[Stored records]
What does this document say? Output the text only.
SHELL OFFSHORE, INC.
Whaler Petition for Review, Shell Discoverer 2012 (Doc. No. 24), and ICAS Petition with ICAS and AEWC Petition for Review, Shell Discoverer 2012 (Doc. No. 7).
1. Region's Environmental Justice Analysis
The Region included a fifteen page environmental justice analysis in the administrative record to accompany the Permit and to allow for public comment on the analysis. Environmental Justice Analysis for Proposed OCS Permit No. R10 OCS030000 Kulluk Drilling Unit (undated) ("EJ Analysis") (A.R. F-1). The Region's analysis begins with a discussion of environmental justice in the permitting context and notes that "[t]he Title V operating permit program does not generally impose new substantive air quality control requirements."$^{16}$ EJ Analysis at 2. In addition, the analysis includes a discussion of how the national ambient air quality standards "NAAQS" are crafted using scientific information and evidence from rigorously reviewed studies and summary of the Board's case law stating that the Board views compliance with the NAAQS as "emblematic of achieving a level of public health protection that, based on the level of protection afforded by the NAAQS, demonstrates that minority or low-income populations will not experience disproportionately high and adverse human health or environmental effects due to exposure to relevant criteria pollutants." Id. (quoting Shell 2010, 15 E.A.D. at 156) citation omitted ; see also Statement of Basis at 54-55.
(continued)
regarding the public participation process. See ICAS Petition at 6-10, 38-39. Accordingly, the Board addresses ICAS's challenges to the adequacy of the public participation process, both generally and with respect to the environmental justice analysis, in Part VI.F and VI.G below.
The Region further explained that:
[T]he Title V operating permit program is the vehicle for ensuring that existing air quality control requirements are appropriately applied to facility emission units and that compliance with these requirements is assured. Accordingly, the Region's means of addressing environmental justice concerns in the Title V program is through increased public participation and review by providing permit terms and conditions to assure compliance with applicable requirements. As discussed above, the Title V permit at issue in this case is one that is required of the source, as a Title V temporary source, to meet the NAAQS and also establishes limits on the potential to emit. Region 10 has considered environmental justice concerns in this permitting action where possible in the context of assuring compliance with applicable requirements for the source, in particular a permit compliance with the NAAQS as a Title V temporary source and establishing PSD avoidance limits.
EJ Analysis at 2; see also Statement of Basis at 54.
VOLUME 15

◆ **THE PROBLEM**: Look through the records and gather every line containing "Petition".

◆ **THE RESULT**:
Whaler Petition for Review, Shell Discoverer 2012 (Doc. No. 24), and ICAS Petition with ICAS and AEWC Petition for Review, Shell Discoverer 2012 (Doc. No. 7).
regarding the public participation process. See ICAS Petition at 6-10, 38-39. Accordingly, the Board addresses ICAS's challenges to the adequacy of the public participation process, both generally and with respect to the environmental justice analysis, in Part VI.F and VI.G below.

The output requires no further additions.